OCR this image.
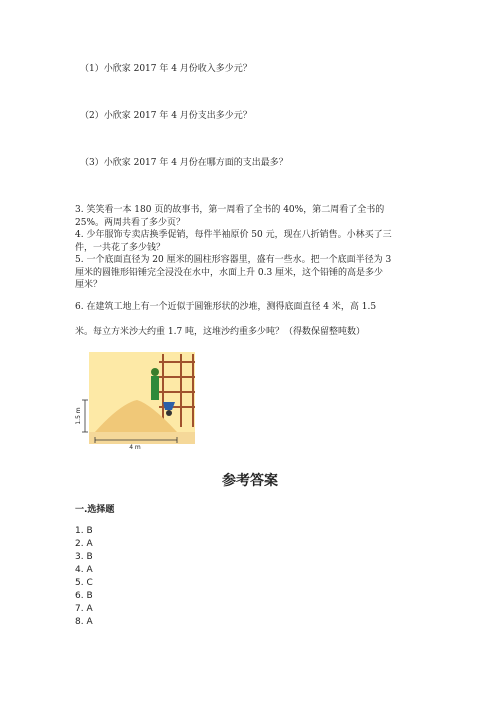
（1）小欣家 2017 年 4 月份收入多少元？
（2）小欣家 2017 年 4 月份支出多少元？
（3）小欣家 2017 年 4 月份在哪方面的支出最多？
3. 笑笑看一本 180 页的故事书，第一周看了全书的 40%，第二周看了全书的
25%。两周共看了多少页？
4. 少年服饰专卖店换季促销，每件半袖原价 50 元，现在八折销售。小林买了三
件，一共花了多少钱？
5. 一个底面直径为 20 厘米的圆柱形容器里，盛有一些水。把一个底面半径为 3
厘米的圆锥形铅锤完全浸没在水中，水面上升 0.3 厘米，这个铅锤的高是多少
厘米？
6. 在建筑工地上有一个近似于圆锥形状的沙堆，测得底面直径 4 米，高 1.5
米。每立方米沙大约重 1.7 吨，这堆沙约重多少吨？（得数保留整吨数）
1.5 m
4 m
参考答案
一.选择题
1. B
2. A
3. B
4. A
5. C
6. B
7. A
8. A
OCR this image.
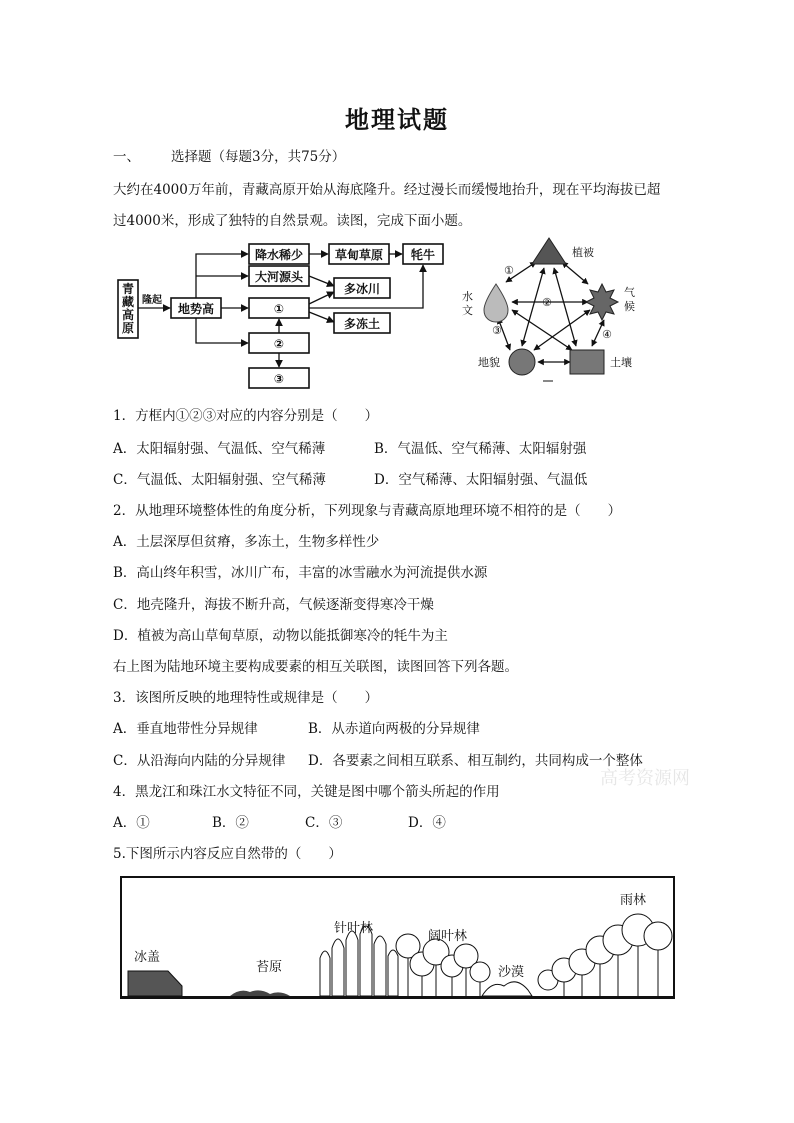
地理试题
一、 选择题（每题3分，共75分）
大约在4000万年前，青藏高原开始从海底隆升。经过漫长而缓慢地抬升，现在平均海拔已超
过4000米，形成了独特的自然景观。读图，完成下面小题。
青
藏
高
原
隆起
地势高
降水稀少	草甸草原 牦牛
大河源头
多冰川
①
多冻土
②
③
植被
气
候
水
文
地貌	土壤
①
②
③	④
1．方框内①②③对应的内容分别是（　　）
A．太阳辐射强、气温低、空气稀薄	B．气温低、空气稀薄、太阳辐射强
C．气温低、太阳辐射强、空气稀薄	D．空气稀薄、太阳辐射强、气温低
2．从地理环境整体性的角度分析，下列现象与青藏高原地理环境不相符的是（　　）
A．土层深厚但贫瘠，多冻土，生物多样性少
B．高山终年积雪，冰川广布，丰富的冰雪融水为河流提供水源
C．地壳隆升，海拔不断升高，气候逐渐变得寒冷干燥
D．植被为高山草甸草原，动物以能抵御寒冷的牦牛为主
右上图为陆地环境主要构成要素的相互关联图，读图回答下列各题。
3．该图所反映的地理特性或规律是（　　）
A．垂直地带性分异规律	B．从赤道向两极的分异规律
C．从沿海向内陆的分异规律 D．各要素之间相互联系、相互制约，共同构成一个整体
高考资源网
4．黑龙江和珠江水文特征不同，关键是图中哪个箭头所起的作用
A．①	B．②	C．③	D．④
5.下图所示内容反应自然带的（　　）
冰盖
苔原
针叶林
阔叶林
沙漠
雨林
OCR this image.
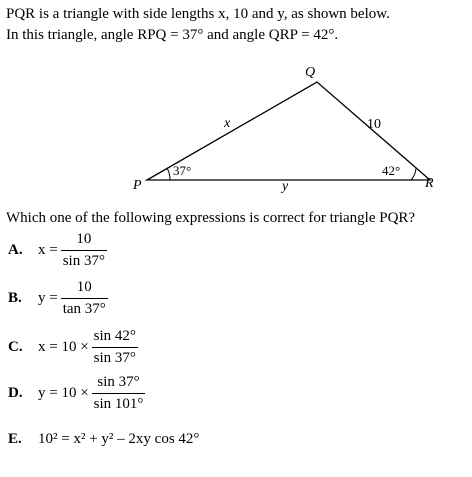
PQR is a triangle with side lengths x, 10 and y, as shown below.
In this triangle, angle RPQ = 37° and angle QRP = 42°.
P
Q
R
x	10
y
37°	42°
Which one of the following expressions is correct for triangle PQR?
A.	$x = \frac{10}{\sin 37^\circ}$
B.	$y = \frac{10}{\tan 37^\circ}$
C.	$x = 10 \times \frac{\sin 42^\circ}{\sin 37^\circ}$
D.	$y = 10 \times \frac{\sin 37^\circ}{\sin 101^\circ}$
E.	10² = x² + y² – 2xy cos 42°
= = = = =
Produce an exact copy of each line of data, skipping embedded images.

**COMPLETE RESPONSE**
OCR this image.
（1）小欣家 2017 年 4 月份收入多少元？
（2）小欣家 2017 年 4 月份支出多少元？
（3）小欣家 2017 年 4 月份在哪方面的支出最多？
3. 笑笑看一本 180 页的故事书，第一周看了全书的 40%，第二周看了全书的
25%。两周共看了多少页？
4. 少年服饰专卖店换季促销，每件半袖原价 50 元，现在八折销售。小林买了三
件，一共花了多少钱？
5. 一个底面直径为 20 厘米的圆柱形容器里，盛有一些水。把一个底面半径为 3
厘米的圆锥形铅锤完全浸没在水中，水面上升 0.3 厘米，这个铅锤的高是多少
厘米？
6. 在建筑工地上有一个近似于圆锥形状的沙堆，测得底面直径 4 米，高 1.5
米。每立方米沙大约重 1.7 吨，这堆沙约重多少吨？（得数保留整吨数）
1.5 m
4 m
参考答案
一.选择题
1. B
2. A
3. B
4. A
5. C
6. B
7. A
8. A
OCR this image.
地理试题
一、 选择题（每题3分，共75分）
大约在4000万年前，青藏高原开始从海底隆升。经过漫长而缓慢地抬升，现在平均海拔已超
过4000米，形成了独特的自然景观。读图，完成下面小题。
青
藏
高
原
隆起
地势高
降水稀少	草甸草原 牦牛
大河源头
多冰川
①
多冻土
②
③
植被
气
候
水
文
地貌	土壤
①
②
③	④
1．方框内①②③对应的内容分别是（　　）
A．太阳辐射强、气温低、空气稀薄	B．气温低、空气稀薄、太阳辐射强
C．气温低、太阳辐射强、空气稀薄	D．空气稀薄、太阳辐射强、气温低
2．从地理环境整体性的角度分析，下列现象与青藏高原地理环境不相符的是（　　）
A．土层深厚但贫瘠，多冻土，生物多样性少
B．高山终年积雪，冰川广布，丰富的冰雪融水为河流提供水源
C．地壳隆升，海拔不断升高，气候逐渐变得寒冷干燥
D．植被为高山草甸草原，动物以能抵御寒冷的牦牛为主
右上图为陆地环境主要构成要素的相互关联图，读图回答下列各题。
3．该图所反映的地理特性或规律是（　　）
A．垂直地带性分异规律	B．从赤道向两极的分异规律
C．从沿海向内陆的分异规律 D．各要素之间相互联系、相互制约，共同构成一个整体
高考资源网
4．黑龙江和珠江水文特征不同，关键是图中哪个箭头所起的作用
A．①	B．②	C．③	D．④
5.下图所示内容反应自然带的（　　）
冰盖
苔原
针叶林
阔叶林
沙漠
雨林
OCR this image.
PQR is a triangle with side lengths x, 10 and y, as shown below.
In this triangle, angle RPQ = 37° and angle QRP = 42°.
P
Q
R
x	10
y
37°	42°
Which one of the following expressions is correct for triangle PQR?
A.	$x = \frac{10}{\sin 37^\circ}$
B.	$y = \frac{10}{\tan 37^\circ}$
C.	$x = 10 \times \frac{\sin 42^\circ}{\sin 37^\circ}$
D.	$y = 10 \times \frac{\sin 37^\circ}{\sin 101^\circ}$
E.	10² = x² + y² – 2xy cos 42°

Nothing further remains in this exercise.